Stored rows:
────────────────────────────────────────

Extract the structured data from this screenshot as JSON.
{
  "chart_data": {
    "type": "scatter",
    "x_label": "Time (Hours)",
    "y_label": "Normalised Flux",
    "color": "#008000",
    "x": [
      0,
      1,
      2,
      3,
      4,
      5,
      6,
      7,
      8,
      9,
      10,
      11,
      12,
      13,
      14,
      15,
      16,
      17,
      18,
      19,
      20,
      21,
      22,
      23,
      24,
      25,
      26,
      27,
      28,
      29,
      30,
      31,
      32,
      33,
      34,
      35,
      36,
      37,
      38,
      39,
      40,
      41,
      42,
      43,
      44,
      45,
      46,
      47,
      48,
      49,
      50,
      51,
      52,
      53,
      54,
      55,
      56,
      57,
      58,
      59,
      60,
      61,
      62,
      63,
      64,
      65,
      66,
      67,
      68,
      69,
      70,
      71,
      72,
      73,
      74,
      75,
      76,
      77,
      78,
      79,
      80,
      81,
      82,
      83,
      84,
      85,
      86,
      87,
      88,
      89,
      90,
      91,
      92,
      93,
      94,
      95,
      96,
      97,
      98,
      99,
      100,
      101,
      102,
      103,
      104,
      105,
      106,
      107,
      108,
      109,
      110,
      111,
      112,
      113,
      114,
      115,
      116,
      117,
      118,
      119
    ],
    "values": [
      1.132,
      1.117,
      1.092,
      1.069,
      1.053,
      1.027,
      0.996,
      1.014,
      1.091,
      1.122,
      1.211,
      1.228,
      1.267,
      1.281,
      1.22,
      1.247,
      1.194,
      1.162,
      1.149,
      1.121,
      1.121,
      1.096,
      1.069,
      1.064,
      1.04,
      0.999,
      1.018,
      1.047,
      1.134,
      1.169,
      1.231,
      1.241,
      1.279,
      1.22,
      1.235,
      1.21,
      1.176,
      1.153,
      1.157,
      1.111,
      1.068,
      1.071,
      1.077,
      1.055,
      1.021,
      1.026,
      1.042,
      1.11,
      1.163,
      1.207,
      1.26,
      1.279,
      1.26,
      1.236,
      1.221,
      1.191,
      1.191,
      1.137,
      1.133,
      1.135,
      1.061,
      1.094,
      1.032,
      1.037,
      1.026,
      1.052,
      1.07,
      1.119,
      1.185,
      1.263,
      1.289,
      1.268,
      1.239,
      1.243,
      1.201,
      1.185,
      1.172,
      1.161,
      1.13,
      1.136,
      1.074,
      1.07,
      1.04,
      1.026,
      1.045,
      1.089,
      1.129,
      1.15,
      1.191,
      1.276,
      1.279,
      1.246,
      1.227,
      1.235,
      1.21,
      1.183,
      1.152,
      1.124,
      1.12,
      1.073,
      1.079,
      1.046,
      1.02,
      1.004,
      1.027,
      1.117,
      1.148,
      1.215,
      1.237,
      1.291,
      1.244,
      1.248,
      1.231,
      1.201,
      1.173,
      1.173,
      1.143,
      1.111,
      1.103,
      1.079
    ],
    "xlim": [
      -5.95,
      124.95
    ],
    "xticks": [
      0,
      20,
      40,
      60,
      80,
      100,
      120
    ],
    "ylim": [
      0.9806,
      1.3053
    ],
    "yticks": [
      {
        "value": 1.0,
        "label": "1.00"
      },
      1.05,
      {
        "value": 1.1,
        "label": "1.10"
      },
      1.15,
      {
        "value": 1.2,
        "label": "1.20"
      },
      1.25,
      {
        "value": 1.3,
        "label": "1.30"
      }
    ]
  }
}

────────────────────────────────────────

Every entry must be output again, exactly as written above.

Output of the task:
Extract the structured data from this screenshot as JSON.
{
  "chart_data": {
    "type": "scatter",
    "x_label": "Time (Hours)",
    "y_label": "Normalised Flux",
    "color": "#008000",
    "x": [
      0,
      1,
      2,
      3,
      4,
      5,
      6,
      7,
      8,
      9,
      10,
      11,
      12,
      13,
      14,
      15,
      16,
      17,
      18,
      19,
      20,
      21,
      22,
      23,
      24,
      25,
      26,
      27,
      28,
      29,
      30,
      31,
      32,
      33,
      34,
      35,
      36,
      37,
      38,
      39,
      40,
      41,
      42,
      43,
      44,
      45,
      46,
      47,
      48,
      49,
      50,
      51,
      52,
      53,
      54,
      55,
      56,
      57,
      58,
      59,
      60,
      61,
      62,
      63,
      64,
      65,
      66,
      67,
      68,
      69,
      70,
      71,
      72,
      73,
      74,
      75,
      76,
      77,
      78,
      79,
      80,
      81,
      82,
      83,
      84,
      85,
      86,
      87,
      88,
      89,
      90,
      91,
      92,
      93,
      94,
      95,
      96,
      97,
      98,
      99,
      100,
      101,
      102,
      103,
      104,
      105,
      106,
      107,
      108,
      109,
      110,
      111,
      112,
      113,
      114,
      115,
      116,
      117,
      118,
      119
    ],
    "values": [
      1.132,
      1.117,
      1.092,
      1.069,
      1.053,
      1.027,
      0.996,
      1.014,
      1.091,
      1.122,
      1.211,
      1.228,
      1.267,
      1.281,
      1.22,
      1.247,
      1.194,
      1.162,
      1.149,
      1.121,
      1.121,
      1.096,
      1.069,
      1.064,
      1.04,
      0.999,
      1.018,
      1.047,
      1.134,
      1.169,
      1.231,
      1.241,
      1.279,
      1.22,
      1.235,
      1.21,
      1.176,
      1.153,
      1.157,
      1.111,
      1.068,
      1.071,
      1.077,
      1.055,
      1.021,
      1.026,
      1.042,
      1.11,
      1.163,
      1.207,
      1.26,
      1.279,
      1.26,
      1.236,
      1.221,
      1.191,
      1.191,
      1.137,
      1.133,
      1.135,
      1.061,
      1.094,
      1.032,
      1.037,
      1.026,
      1.052,
      1.07,
      1.119,
      1.185,
      1.263,
      1.289,
      1.268,
      1.239,
      1.243,
      1.201,
      1.185,
      1.172,
      1.161,
      1.13,
      1.136,
      1.074,
      1.07,
      1.04,
      1.026,
      1.045,
      1.089,
      1.129,
      1.15,
      1.191,
      1.276,
      1.279,
      1.246,
      1.227,
      1.235,
      1.21,
      1.183,
      1.152,
      1.124,
      1.12,
      1.073,
      1.079,
      1.046,
      1.02,
      1.004,
      1.027,
      1.117,
      1.148,
      1.215,
      1.237,
      1.291,
      1.244,
      1.248,
      1.231,
      1.201,
      1.173,
      1.173,
      1.143,
      1.111,
      1.103,
      1.079
    ],
    "xlim": [
      -5.95,
      124.95
    ],
    "xticks": [
      0,
      20,
      40,
      60,
      80,
      100,
      120
    ],
    "ylim": [
      0.9806,
      1.3053
    ],
    "yticks": [
      {
        "value": 1.0,
        "label": "1.00"
      },
      1.05,
      {
        "value": 1.1,
        "label": "1.10"
      },
      1.15,
      {
        "value": 1.2,
        "label": "1.20"
      },
      1.25,
      {
        "value": 1.3,
        "label": "1.30"
      }
    ]
  }
}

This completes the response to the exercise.